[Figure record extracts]
◇ ◇ ◇
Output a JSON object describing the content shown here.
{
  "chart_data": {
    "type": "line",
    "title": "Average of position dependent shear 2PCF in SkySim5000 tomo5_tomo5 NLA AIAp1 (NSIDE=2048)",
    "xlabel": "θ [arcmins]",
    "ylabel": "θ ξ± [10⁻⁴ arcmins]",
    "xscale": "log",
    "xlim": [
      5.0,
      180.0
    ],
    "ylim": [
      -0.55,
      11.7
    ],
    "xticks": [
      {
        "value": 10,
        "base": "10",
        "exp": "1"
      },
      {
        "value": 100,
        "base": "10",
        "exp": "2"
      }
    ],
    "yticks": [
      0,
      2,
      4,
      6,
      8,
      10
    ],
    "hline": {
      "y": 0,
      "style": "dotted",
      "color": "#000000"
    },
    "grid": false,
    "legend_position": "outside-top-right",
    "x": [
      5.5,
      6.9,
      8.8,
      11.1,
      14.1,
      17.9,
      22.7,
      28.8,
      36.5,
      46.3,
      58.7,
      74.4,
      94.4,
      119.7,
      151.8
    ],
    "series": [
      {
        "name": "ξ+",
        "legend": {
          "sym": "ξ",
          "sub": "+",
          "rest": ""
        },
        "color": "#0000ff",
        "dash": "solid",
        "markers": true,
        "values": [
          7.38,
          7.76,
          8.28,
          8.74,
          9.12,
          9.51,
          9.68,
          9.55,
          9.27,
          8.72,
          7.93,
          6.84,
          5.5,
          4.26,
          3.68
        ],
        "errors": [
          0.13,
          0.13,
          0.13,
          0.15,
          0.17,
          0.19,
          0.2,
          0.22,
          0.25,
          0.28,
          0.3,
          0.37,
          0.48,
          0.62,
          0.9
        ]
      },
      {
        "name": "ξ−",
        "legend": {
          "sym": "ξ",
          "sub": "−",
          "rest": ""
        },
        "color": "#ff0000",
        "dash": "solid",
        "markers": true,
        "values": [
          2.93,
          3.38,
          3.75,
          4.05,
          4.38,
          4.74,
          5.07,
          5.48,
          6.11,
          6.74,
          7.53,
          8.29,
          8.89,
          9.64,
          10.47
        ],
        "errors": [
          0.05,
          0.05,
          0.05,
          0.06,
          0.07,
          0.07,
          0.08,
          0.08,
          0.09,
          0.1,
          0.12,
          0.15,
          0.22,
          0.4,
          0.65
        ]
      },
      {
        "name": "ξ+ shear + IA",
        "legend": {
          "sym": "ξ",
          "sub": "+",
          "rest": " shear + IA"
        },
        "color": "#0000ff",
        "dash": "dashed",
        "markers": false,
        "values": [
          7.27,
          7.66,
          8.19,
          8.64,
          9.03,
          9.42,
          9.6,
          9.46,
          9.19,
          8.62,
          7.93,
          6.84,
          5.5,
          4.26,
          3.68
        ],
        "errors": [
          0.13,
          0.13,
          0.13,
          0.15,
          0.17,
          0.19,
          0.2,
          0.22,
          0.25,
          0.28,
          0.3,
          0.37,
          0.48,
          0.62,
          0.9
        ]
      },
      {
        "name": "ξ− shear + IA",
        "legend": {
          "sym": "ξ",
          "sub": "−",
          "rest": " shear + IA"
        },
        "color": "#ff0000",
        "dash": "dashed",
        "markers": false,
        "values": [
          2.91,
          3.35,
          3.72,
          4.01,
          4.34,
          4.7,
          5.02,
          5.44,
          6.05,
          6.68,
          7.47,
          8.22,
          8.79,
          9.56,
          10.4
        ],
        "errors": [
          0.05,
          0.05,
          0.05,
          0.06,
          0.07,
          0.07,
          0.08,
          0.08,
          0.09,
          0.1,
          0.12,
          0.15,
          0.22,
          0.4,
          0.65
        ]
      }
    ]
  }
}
◇ ◇ ◇
■ **WHAT NEEDS TO BE DONE**: Reproduce the entries above in full by retyping them exactly.

■ **EXERCISE ANSWER**:
Output a JSON object describing the content shown here.
{
  "chart_data": {
    "type": "line",
    "title": "Average of position dependent shear 2PCF in SkySim5000 tomo5_tomo5 NLA AIAp1 (NSIDE=2048)",
    "xlabel": "θ [arcmins]",
    "ylabel": "θ ξ± [10⁻⁴ arcmins]",
    "xscale": "log",
    "xlim": [
      5.0,
      180.0
    ],
    "ylim": [
      -0.55,
      11.7
    ],
    "xticks": [
      {
        "value": 10,
        "base": "10",
        "exp": "1"
      },
      {
        "value": 100,
        "base": "10",
        "exp": "2"
      }
    ],
    "yticks": [
      0,
      2,
      4,
      6,
      8,
      10
    ],
    "hline": {
      "y": 0,
      "style": "dotted",
      "color": "#000000"
    },
    "grid": false,
    "legend_position": "outside-top-right",
    "x": [
      5.5,
      6.9,
      8.8,
      11.1,
      14.1,
      17.9,
      22.7,
      28.8,
      36.5,
      46.3,
      58.7,
      74.4,
      94.4,
      119.7,
      151.8
    ],
    "series": [
      {
        "name": "ξ+",
        "legend": {
          "sym": "ξ",
          "sub": "+",
          "rest": ""
        },
        "color": "#0000ff",
        "dash": "solid",
        "markers": true,
        "values": [
          7.38,
          7.76,
          8.28,
          8.74,
          9.12,
          9.51,
          9.68,
          9.55,
          9.27,
          8.72,
          7.93,
          6.84,
          5.5,
          4.26,
          3.68
        ],
        "errors": [
          0.13,
          0.13,
          0.13,
          0.15,
          0.17,
          0.19,
          0.2,
          0.22,
          0.25,
          0.28,
          0.3,
          0.37,
          0.48,
          0.62,
          0.9
        ]
      },
      {
        "name": "ξ−",
        "legend": {
          "sym": "ξ",
          "sub": "−",
          "rest": ""
        },
        "color": "#ff0000",
        "dash": "solid",
        "markers": true,
        "values": [
          2.93,
          3.38,
          3.75,
          4.05,
          4.38,
          4.74,
          5.07,
          5.48,
          6.11,
          6.74,
          7.53,
          8.29,
          8.89,
          9.64,
          10.47
        ],
        "errors": [
          0.05,
          0.05,
          0.05,
          0.06,
          0.07,
          0.07,
          0.08,
          0.08,
          0.09,
          0.1,
          0.12,
          0.15,
          0.22,
          0.4,
          0.65
        ]
      },
      {
        "name": "ξ+ shear + IA",
        "legend": {
          "sym": "ξ",
          "sub": "+",
          "rest": " shear + IA"
        },
        "color": "#0000ff",
        "dash": "dashed",
        "markers": false,
        "values": [
          7.27,
          7.66,
          8.19,
          8.64,
          9.03,
          9.42,
          9.6,
          9.46,
          9.19,
          8.62,
          7.93,
          6.84,
          5.5,
          4.26,
          3.68
        ],
        "errors": [
          0.13,
          0.13,
          0.13,
          0.15,
          0.17,
          0.19,
          0.2,
          0.22,
          0.25,
          0.28,
          0.3,
          0.37,
          0.48,
          0.62,
          0.9
        ]
      },
      {
        "name": "ξ− shear + IA",
        "legend": {
          "sym": "ξ",
          "sub": "−",
          "rest": " shear + IA"
        },
        "color": "#ff0000",
        "dash": "dashed",
        "markers": false,
        "values": [
          2.91,
          3.35,
          3.72,
          4.01,
          4.34,
          4.7,
          5.02,
          5.44,
          6.05,
          6.68,
          7.47,
          8.22,
          8.79,
          9.56,
          10.4
        ],
        "errors": [
          0.05,
          0.05,
          0.05,
          0.06,
          0.07,
          0.07,
          0.08,
          0.08,
          0.09,
          0.1,
          0.12,
          0.15,
          0.22,
          0.4,
          0.65
        ]
      }
    ]
  }
}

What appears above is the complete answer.